§ Aim
From the listing, collect all lines containing the word "Республики".

§ Entries shown

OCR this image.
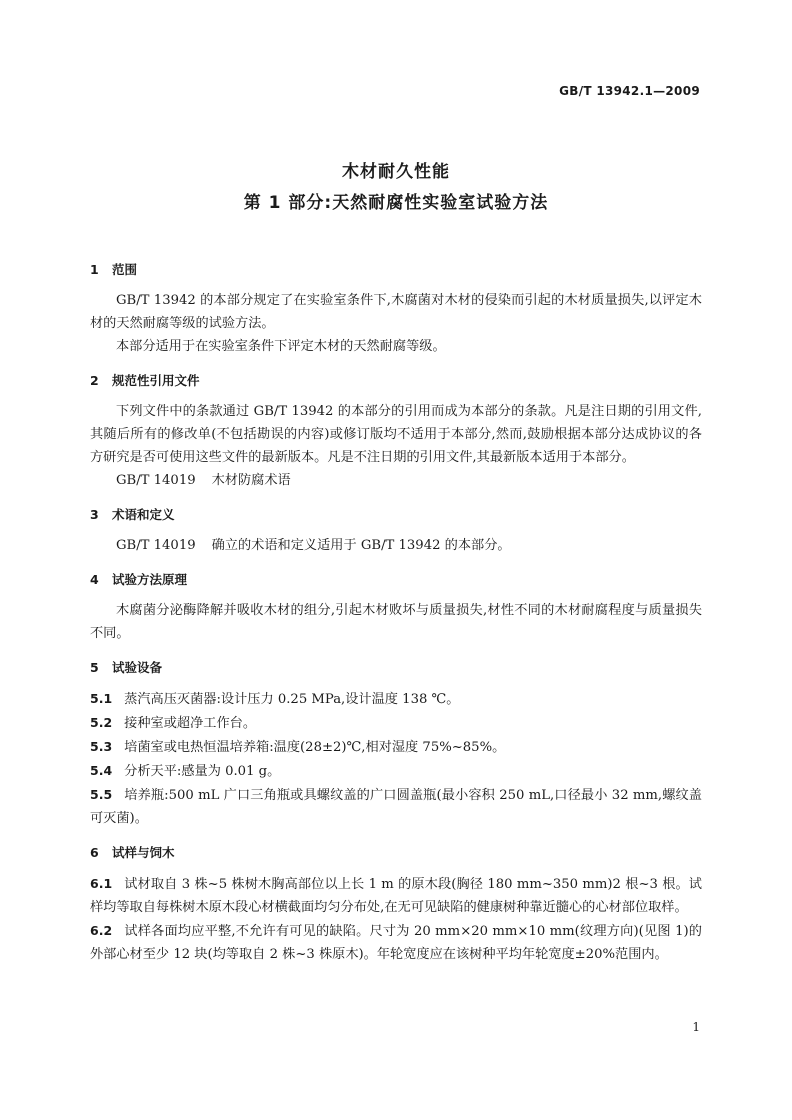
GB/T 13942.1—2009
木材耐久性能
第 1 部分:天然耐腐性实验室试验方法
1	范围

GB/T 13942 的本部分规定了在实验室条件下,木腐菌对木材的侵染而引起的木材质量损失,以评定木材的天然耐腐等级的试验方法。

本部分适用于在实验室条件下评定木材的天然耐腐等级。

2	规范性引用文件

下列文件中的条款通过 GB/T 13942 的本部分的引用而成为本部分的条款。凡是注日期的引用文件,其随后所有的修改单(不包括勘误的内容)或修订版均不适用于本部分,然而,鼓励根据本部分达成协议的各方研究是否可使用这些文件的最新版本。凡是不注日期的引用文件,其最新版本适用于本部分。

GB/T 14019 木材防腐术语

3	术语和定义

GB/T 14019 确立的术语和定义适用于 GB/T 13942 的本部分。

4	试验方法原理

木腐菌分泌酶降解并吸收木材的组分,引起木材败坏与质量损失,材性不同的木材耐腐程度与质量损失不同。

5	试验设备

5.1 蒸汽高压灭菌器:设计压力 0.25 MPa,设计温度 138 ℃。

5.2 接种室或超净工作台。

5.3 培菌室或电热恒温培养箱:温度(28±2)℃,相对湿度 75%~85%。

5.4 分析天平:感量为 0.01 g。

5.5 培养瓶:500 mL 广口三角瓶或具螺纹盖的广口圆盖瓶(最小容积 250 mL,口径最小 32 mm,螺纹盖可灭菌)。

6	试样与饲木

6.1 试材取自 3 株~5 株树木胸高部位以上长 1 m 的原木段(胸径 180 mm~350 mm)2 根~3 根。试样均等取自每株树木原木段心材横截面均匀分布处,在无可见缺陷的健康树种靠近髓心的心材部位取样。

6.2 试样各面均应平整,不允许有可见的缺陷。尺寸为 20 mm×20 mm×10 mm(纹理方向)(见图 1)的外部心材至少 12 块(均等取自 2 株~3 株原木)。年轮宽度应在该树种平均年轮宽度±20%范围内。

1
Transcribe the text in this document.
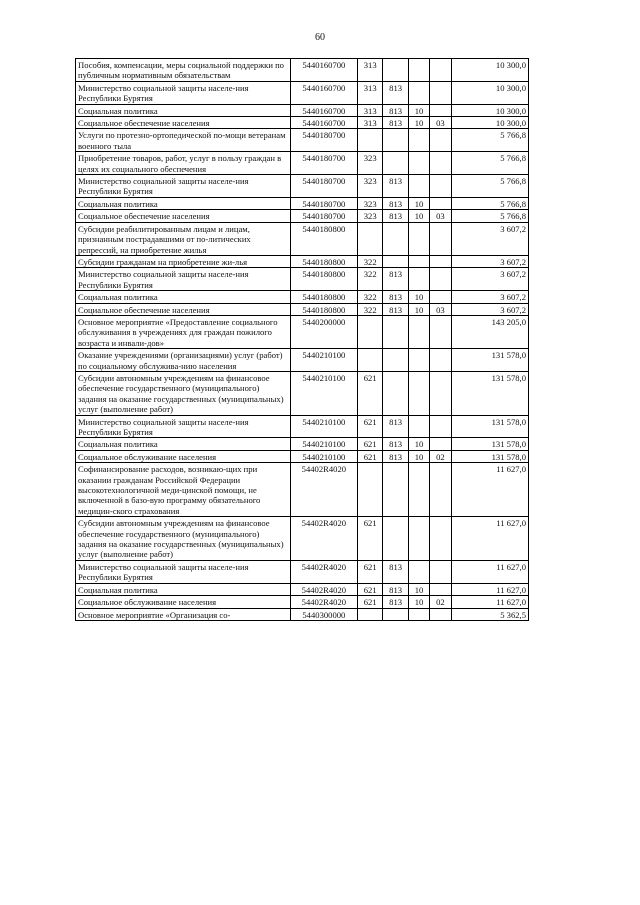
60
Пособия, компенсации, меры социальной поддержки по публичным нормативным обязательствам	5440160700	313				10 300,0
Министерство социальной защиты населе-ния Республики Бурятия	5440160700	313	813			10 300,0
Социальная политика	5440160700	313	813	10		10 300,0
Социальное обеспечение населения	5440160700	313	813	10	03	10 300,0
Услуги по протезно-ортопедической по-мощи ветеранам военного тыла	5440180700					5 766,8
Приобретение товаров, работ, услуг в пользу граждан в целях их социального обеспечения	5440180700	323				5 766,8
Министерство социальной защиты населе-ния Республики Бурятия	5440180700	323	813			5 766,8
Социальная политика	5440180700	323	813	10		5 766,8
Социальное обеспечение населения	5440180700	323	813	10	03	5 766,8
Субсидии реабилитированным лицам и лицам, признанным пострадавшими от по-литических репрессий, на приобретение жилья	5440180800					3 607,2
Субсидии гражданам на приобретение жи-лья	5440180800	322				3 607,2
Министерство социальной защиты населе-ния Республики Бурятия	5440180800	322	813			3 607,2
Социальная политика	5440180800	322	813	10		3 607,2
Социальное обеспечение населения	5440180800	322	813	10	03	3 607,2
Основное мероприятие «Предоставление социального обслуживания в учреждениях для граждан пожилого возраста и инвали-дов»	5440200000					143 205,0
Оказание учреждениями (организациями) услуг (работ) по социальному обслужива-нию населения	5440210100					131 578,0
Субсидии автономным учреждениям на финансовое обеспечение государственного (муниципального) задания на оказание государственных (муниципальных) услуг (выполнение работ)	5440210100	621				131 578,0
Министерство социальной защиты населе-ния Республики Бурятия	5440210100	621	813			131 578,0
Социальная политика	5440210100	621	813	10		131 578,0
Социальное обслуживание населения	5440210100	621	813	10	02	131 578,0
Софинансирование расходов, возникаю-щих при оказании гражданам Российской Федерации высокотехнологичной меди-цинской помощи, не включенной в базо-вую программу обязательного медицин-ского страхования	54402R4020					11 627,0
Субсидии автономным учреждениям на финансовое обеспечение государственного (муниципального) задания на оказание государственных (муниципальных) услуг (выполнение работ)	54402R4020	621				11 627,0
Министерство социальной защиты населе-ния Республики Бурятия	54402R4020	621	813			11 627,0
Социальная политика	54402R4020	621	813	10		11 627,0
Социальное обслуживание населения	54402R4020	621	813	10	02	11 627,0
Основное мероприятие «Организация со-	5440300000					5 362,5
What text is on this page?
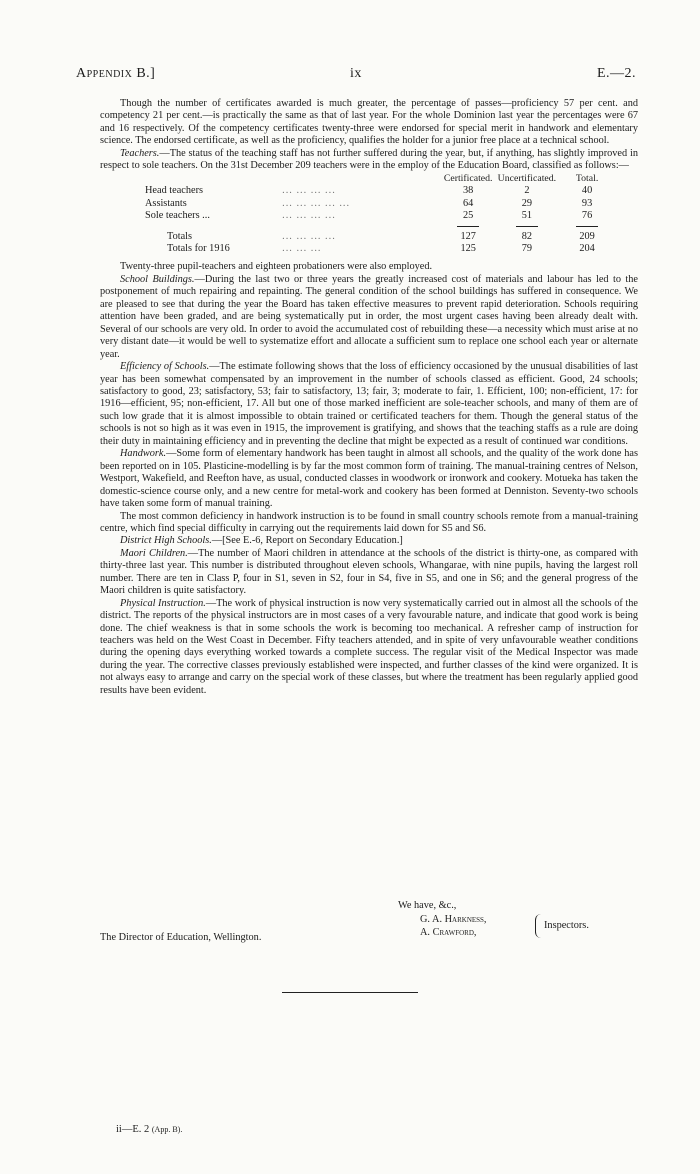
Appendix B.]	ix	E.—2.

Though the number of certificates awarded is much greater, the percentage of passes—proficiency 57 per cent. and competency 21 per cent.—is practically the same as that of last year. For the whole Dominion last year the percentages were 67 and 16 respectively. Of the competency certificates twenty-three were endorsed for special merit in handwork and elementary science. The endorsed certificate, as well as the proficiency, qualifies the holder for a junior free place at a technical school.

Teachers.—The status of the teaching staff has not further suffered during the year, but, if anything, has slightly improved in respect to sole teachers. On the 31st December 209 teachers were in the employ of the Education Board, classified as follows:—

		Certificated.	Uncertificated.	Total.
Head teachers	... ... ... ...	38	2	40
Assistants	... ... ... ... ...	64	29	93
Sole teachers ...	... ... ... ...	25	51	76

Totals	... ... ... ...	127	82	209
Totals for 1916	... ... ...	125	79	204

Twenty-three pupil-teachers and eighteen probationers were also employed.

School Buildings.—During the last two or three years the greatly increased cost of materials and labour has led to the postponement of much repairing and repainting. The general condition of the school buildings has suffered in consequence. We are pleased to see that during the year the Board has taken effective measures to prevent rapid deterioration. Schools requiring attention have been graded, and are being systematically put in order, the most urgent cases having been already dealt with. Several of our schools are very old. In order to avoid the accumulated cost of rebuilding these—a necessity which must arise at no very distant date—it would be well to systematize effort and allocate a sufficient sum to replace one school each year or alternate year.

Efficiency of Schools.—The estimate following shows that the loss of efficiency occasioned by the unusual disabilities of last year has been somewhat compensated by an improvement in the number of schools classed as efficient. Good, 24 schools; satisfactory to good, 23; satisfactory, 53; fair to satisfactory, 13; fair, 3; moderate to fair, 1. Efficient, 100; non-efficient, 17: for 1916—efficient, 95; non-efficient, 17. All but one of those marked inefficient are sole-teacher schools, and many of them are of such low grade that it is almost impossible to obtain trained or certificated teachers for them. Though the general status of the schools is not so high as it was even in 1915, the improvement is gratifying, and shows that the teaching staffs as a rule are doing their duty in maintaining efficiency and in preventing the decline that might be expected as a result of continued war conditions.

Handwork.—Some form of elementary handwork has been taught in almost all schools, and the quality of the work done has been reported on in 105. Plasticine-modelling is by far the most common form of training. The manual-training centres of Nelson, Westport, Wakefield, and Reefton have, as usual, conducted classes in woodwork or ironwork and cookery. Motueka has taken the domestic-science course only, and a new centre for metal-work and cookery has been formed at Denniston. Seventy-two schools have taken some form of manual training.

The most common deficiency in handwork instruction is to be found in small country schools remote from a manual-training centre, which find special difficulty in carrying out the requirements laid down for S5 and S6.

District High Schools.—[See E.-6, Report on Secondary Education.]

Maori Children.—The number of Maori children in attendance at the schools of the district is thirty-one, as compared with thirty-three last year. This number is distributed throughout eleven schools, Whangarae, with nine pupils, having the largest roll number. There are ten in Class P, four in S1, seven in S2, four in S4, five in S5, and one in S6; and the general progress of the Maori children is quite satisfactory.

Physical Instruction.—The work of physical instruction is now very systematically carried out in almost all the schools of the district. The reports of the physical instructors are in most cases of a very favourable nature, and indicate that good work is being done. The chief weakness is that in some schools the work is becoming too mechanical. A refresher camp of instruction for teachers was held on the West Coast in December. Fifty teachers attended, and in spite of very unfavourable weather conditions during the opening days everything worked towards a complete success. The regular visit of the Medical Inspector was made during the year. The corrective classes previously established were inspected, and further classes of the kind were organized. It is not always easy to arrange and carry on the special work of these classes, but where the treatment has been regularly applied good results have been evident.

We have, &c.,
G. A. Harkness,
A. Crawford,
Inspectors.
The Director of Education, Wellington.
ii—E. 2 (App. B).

§ Task solution
Министерство социальной защиты населе-ния Республики Бурятия	5440160700	313	813			10 300,0
Министерство социальной защиты населе-ния Республики Бурятия	5440180700	323	813			5 766,8
Министерство социальной защиты населе-ния Республики Бурятия	5440180800	322	813			3 607,2
Министерство социальной защиты населе-ния Республики Бурятия	5440210100	621	813			131 578,0
Министерство социальной защиты населе-ния Республики Бурятия	54402R4020	621	813			11 627,0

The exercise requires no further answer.